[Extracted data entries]
%%

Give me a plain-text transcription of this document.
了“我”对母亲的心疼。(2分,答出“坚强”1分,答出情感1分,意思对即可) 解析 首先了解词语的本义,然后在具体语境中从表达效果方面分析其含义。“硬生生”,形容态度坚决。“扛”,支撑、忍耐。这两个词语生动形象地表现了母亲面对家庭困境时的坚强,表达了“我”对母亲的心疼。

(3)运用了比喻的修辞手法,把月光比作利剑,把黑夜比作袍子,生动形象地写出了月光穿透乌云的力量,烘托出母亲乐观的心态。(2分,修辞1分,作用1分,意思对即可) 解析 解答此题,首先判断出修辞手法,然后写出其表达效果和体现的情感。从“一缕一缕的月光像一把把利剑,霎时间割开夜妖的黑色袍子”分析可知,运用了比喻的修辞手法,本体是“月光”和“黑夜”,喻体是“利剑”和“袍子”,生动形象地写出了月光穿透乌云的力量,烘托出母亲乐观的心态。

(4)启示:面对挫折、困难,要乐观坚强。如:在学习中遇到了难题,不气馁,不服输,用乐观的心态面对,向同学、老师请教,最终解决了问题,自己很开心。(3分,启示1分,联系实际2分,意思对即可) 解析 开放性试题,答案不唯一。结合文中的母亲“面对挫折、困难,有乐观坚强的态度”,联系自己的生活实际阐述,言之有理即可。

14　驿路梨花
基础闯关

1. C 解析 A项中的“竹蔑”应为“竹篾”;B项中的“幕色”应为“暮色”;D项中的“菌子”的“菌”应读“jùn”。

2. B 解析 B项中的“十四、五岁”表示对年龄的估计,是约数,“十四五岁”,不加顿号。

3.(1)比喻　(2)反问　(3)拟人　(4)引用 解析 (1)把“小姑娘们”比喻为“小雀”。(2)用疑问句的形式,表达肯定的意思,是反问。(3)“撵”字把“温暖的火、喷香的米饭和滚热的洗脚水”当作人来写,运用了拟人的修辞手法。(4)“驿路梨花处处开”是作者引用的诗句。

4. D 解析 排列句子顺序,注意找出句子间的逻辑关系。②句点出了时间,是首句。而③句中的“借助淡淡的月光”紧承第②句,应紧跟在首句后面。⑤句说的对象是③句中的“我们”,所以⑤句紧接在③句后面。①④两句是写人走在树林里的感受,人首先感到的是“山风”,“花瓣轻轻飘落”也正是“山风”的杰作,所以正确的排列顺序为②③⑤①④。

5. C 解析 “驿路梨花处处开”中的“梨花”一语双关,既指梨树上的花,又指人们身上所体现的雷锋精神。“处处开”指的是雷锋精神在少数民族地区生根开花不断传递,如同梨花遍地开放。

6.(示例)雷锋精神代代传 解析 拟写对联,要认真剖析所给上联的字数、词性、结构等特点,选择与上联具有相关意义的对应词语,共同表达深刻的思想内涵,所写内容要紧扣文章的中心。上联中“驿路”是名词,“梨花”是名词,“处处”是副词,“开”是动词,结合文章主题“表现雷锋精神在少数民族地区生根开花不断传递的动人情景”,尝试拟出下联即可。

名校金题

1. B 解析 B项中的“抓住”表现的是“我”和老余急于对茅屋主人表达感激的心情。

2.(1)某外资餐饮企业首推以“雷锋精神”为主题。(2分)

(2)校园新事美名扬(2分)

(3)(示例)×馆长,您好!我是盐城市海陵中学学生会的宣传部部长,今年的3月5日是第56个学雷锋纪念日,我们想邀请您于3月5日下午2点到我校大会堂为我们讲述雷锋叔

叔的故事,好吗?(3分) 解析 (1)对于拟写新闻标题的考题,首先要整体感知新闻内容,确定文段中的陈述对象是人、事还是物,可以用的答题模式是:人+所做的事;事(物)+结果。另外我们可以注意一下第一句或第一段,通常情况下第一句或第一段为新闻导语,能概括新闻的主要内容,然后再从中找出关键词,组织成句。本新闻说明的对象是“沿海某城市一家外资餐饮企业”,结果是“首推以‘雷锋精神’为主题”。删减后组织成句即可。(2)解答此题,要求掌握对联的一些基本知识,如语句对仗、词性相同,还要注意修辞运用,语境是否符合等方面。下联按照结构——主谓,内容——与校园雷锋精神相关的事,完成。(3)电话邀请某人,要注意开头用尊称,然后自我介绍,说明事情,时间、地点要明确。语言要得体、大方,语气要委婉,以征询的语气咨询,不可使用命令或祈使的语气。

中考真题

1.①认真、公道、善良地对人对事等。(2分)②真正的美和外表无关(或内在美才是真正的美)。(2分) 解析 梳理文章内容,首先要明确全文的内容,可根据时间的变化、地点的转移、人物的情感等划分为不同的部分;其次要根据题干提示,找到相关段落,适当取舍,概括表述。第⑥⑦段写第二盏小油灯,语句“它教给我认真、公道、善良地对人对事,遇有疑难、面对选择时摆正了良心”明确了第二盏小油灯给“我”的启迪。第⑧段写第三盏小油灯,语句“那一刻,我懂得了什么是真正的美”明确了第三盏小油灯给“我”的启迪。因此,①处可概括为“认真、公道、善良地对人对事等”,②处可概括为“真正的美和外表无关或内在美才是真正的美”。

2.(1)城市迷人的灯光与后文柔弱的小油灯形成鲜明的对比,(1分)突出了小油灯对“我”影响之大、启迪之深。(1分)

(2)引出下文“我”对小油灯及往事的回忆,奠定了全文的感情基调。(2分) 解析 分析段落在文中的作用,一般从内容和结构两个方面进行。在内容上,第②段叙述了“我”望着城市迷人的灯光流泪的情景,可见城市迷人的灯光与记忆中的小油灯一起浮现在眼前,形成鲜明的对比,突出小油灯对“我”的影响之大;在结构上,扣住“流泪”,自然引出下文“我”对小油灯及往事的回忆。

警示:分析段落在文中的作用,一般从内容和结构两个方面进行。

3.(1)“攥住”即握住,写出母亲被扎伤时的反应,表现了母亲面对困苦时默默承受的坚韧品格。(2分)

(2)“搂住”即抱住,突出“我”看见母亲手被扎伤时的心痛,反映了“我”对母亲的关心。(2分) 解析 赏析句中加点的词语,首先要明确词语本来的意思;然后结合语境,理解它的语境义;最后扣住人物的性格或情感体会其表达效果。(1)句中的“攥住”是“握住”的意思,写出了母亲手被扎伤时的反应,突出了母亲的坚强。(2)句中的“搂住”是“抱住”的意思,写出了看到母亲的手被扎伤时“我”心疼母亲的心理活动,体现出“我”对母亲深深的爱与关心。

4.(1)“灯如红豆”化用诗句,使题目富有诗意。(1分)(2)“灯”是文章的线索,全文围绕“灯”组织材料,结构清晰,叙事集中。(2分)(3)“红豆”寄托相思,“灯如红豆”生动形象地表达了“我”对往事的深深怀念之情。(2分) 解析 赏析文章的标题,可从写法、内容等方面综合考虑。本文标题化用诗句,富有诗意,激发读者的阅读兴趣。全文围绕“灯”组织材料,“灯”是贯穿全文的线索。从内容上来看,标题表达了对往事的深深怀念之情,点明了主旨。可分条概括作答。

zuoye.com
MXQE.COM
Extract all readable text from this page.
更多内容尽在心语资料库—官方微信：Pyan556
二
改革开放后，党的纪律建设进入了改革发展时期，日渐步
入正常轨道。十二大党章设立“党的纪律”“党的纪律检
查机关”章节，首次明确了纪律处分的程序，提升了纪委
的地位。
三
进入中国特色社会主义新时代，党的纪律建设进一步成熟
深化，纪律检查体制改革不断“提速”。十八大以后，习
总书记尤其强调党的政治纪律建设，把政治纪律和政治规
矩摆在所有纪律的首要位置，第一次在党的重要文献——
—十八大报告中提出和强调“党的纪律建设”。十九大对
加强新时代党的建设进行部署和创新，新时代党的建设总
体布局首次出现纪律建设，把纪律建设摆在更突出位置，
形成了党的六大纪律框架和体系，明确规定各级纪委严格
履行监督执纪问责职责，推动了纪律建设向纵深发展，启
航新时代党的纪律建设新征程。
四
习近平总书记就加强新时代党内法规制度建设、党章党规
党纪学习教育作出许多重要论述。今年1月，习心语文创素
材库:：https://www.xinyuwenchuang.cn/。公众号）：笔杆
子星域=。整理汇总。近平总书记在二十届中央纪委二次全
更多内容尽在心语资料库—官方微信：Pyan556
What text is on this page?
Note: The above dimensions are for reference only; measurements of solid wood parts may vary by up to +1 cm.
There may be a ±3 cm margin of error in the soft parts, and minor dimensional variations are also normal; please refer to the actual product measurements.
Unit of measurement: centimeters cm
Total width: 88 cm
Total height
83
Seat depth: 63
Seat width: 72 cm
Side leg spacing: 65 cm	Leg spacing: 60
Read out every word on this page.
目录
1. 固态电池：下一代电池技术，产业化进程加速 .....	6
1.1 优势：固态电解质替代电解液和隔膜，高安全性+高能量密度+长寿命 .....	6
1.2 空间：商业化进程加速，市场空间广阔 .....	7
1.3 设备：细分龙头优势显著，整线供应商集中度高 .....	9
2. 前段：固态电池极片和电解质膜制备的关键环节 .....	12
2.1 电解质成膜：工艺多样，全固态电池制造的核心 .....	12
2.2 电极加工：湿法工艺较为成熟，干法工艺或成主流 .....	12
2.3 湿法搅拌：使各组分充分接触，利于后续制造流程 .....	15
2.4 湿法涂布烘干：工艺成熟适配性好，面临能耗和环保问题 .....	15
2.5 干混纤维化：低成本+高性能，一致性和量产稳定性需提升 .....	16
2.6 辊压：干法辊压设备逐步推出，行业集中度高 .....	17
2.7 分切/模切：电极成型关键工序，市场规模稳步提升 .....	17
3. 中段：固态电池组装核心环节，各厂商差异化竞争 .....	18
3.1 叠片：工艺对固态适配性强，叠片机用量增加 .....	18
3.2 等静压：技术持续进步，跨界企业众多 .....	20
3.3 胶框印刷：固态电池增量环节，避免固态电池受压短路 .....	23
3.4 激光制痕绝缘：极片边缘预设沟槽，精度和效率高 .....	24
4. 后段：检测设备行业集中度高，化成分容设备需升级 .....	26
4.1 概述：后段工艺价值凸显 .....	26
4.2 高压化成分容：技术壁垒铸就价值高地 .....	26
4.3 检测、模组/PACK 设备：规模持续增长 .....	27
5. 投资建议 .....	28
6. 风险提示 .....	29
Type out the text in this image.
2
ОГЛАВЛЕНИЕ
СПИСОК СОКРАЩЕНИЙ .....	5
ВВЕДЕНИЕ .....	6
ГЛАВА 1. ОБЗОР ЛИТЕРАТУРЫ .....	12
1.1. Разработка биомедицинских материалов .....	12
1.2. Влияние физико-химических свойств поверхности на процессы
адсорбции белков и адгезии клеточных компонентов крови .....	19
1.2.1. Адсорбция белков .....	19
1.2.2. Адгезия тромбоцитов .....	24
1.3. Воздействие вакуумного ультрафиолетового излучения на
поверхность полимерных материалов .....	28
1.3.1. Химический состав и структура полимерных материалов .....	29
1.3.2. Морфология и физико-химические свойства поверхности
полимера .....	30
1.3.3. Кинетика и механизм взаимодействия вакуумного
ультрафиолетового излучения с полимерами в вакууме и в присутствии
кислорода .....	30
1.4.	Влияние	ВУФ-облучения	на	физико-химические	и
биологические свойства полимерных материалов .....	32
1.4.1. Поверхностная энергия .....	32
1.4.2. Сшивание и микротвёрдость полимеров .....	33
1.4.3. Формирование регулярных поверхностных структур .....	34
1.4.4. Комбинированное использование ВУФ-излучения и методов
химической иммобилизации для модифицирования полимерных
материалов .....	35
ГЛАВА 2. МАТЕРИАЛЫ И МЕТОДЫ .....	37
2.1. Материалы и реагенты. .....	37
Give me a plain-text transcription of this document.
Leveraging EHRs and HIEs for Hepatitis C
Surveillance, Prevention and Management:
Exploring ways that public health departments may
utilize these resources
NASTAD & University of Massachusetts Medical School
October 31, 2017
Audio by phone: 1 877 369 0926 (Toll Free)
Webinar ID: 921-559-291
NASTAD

%%

• [Set problem] Of the lines above, how many contain the string "this"? Only the number is required.

• [Completed task] 6